(Layout element annotations)
>> Begin

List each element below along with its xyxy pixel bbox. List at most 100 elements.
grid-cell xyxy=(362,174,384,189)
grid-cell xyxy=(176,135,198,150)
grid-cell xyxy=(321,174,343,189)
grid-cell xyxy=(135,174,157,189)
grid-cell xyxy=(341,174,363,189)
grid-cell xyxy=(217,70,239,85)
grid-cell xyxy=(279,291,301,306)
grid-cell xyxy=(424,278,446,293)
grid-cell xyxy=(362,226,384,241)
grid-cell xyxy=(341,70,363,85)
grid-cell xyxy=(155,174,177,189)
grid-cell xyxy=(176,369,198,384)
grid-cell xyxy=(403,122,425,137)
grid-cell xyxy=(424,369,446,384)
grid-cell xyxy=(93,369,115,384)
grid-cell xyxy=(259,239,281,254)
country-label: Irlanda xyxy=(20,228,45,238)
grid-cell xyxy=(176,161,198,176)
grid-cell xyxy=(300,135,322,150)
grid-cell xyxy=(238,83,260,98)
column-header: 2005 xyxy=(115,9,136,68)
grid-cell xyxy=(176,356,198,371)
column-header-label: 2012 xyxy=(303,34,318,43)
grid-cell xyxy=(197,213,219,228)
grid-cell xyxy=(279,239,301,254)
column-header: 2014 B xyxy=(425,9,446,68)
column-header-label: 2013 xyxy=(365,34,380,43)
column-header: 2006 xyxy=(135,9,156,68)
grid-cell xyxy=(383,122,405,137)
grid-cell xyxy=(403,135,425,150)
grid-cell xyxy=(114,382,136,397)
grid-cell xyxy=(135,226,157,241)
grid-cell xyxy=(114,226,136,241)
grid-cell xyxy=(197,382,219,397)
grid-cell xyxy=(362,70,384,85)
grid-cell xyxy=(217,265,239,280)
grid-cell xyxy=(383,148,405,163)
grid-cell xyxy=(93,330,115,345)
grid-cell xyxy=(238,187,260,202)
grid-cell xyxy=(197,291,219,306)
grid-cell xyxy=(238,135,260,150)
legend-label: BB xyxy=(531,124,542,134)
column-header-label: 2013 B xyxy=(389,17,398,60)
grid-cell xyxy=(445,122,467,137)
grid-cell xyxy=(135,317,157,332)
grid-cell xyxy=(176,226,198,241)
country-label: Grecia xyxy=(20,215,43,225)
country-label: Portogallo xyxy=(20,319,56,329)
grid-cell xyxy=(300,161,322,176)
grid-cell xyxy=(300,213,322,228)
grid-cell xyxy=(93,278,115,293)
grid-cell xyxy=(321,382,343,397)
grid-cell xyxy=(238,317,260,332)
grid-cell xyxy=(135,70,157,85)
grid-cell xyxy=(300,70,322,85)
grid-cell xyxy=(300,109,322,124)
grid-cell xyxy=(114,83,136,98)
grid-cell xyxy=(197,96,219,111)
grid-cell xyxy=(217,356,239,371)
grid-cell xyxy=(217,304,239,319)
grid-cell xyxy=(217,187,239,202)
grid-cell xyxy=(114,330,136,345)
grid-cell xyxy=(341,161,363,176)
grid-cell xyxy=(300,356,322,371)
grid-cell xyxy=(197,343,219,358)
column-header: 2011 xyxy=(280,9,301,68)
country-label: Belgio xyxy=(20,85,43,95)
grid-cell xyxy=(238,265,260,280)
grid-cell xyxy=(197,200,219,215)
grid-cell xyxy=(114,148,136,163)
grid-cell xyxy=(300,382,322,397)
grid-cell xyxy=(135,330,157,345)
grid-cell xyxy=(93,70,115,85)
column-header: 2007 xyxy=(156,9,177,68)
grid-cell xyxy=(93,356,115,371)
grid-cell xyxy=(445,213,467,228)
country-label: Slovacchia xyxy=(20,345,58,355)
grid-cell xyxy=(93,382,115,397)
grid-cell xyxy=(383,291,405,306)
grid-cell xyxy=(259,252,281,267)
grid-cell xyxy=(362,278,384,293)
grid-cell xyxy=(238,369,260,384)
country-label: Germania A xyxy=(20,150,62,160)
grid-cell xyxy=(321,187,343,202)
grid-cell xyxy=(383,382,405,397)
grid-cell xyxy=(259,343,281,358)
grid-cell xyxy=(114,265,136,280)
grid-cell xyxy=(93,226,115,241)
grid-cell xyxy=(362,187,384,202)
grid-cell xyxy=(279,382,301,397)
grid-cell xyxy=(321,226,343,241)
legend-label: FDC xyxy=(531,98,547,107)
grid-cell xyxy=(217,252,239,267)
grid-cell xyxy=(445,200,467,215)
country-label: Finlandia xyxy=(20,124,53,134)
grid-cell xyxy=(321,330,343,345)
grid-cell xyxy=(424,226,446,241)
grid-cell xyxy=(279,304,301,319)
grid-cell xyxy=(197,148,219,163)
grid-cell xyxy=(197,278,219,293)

>> End

Arrange the lines above as a JSON list of strings, one string per line, with blank lines omitted.

» SOLVED PROBLEM:
[
  "List each element below along with its xyxy pixel bbox. List at most 100 elements.",
  "grid-cell xyxy=(362,174,384,189)",
  "grid-cell xyxy=(176,135,198,150)",
  "grid-cell xyxy=(321,174,343,189)",
  "grid-cell xyxy=(135,174,157,189)",
  "grid-cell xyxy=(341,174,363,189)",
  "grid-cell xyxy=(217,70,239,85)",
  "grid-cell xyxy=(279,291,301,306)",
  "grid-cell xyxy=(424,278,446,293)",
  "grid-cell xyxy=(362,226,384,241)",
  "grid-cell xyxy=(341,70,363,85)",
  "grid-cell xyxy=(155,174,177,189)",
  "grid-cell xyxy=(176,369,198,384)",
  "grid-cell xyxy=(403,122,425,137)",
  "grid-cell xyxy=(424,369,446,384)",
  "grid-cell xyxy=(93,369,115,384)",
  "grid-cell xyxy=(259,239,281,254)",
  "country-label: Irlanda xyxy=(20,228,45,238)",
  "grid-cell xyxy=(176,161,198,176)",
  "grid-cell xyxy=(300,135,322,150)",
  "grid-cell xyxy=(238,83,260,98)",
  "column-header: 2005 xyxy=(115,9,136,68)",
  "grid-cell xyxy=(176,356,198,371)",
  "column-header-label: 2012 xyxy=(303,34,318,43)",
  "grid-cell xyxy=(197,213,219,228)",
  "grid-cell xyxy=(279,239,301,254)",
  "column-header: 2014 B xyxy=(425,9,446,68)",
  "column-header-label: 2013 xyxy=(365,34,380,43)",
  "column-header: 2006 xyxy=(135,9,156,68)",
  "grid-cell xyxy=(383,122,405,137)",
  "grid-cell xyxy=(403,135,425,150)",
  "grid-cell xyxy=(114,382,136,397)",
  "grid-cell xyxy=(135,226,157,241)",
  "grid-cell xyxy=(114,226,136,241)",
  "grid-cell xyxy=(197,382,219,397)",
  "grid-cell xyxy=(362,70,384,85)",
  "grid-cell xyxy=(217,265,239,280)",
  "grid-cell xyxy=(383,148,405,163)",
  "grid-cell xyxy=(93,330,115,345)",
  "grid-cell xyxy=(238,187,260,202)",
  "grid-cell xyxy=(197,291,219,306)",
  "grid-cell xyxy=(238,135,260,150)",
  "legend-label: BB xyxy=(531,124,542,134)",
  "column-header-label: 2013 B xyxy=(389,17,398,60)",
  "grid-cell xyxy=(445,122,467,137)",
  "grid-cell xyxy=(135,317,157,332)",
  "grid-cell xyxy=(176,226,198,241)",
  "country-label: Grecia xyxy=(20,215,43,225)",
  "country-label: Portogallo xyxy=(20,319,56,329)",
  "grid-cell xyxy=(300,161,322,176)",
  "grid-cell xyxy=(300,213,322,228)",
  "grid-cell xyxy=(93,278,115,293)",
  "grid-cell xyxy=(321,382,343,397)",
  "grid-cell xyxy=(238,317,260,332)",
  "grid-cell xyxy=(135,70,157,85)",
  "grid-cell xyxy=(300,70,322,85)",
  "grid-cell xyxy=(300,109,322,124)",
  "grid-cell xyxy=(114,83,136,98)",
  "grid-cell xyxy=(197,96,219,111)",
  "grid-cell xyxy=(217,356,239,371)",
  "grid-cell xyxy=(217,304,239,319)",
  "grid-cell xyxy=(217,187,239,202)",
  "grid-cell xyxy=(114,330,136,345)",
  "grid-cell xyxy=(341,161,363,176)",
  "grid-cell xyxy=(300,356,322,371)",
  "grid-cell xyxy=(197,343,219,358)",
  "column-header: 2011 xyxy=(280,9,301,68)",
  "country-label: Belgio xyxy=(20,85,43,95)",
  "grid-cell xyxy=(238,265,260,280)",
  "grid-cell xyxy=(197,200,219,215)",
  "grid-cell xyxy=(114,148,136,163)",
  "grid-cell xyxy=(300,382,322,397)",
  "grid-cell xyxy=(135,330,157,345)",
  "grid-cell xyxy=(93,70,115,85)",
  "column-header: 2007 xyxy=(156,9,177,68)",
  "grid-cell xyxy=(93,356,115,371)",
  "grid-cell xyxy=(445,213,467,228)",
  "country-label: Slovacchia xyxy=(20,345,58,355)",
  "grid-cell xyxy=(93,382,115,397)",
  "grid-cell xyxy=(383,291,405,306)",
  "grid-cell xyxy=(259,252,281,267)",
  "grid-cell xyxy=(362,278,384,293)",
  "grid-cell xyxy=(238,369,260,384)",
  "country-label: Germania A xyxy=(20,150,62,160)",
  "grid-cell xyxy=(321,187,343,202)",
  "grid-cell xyxy=(383,382,405,397)",
  "grid-cell xyxy=(259,343,281,358)",
  "grid-cell xyxy=(114,265,136,280)",
  "grid-cell xyxy=(93,226,115,241)",
  "grid-cell xyxy=(362,187,384,202)",
  "grid-cell xyxy=(279,382,301,397)",
  "grid-cell xyxy=(321,226,343,241)",
  "legend-label: FDC xyxy=(531,98,547,107)",
  "grid-cell xyxy=(217,252,239,267)",
  "grid-cell xyxy=(445,200,467,215)",
  "country-label: Finlandia xyxy=(20,124,53,134)",
  "grid-cell xyxy=(321,330,343,345)",
  "grid-cell xyxy=(424,226,446,241)",
  "grid-cell xyxy=(279,304,301,319)",
  "grid-cell xyxy=(197,148,219,163)",
  "grid-cell xyxy=(197,278,219,293)"
]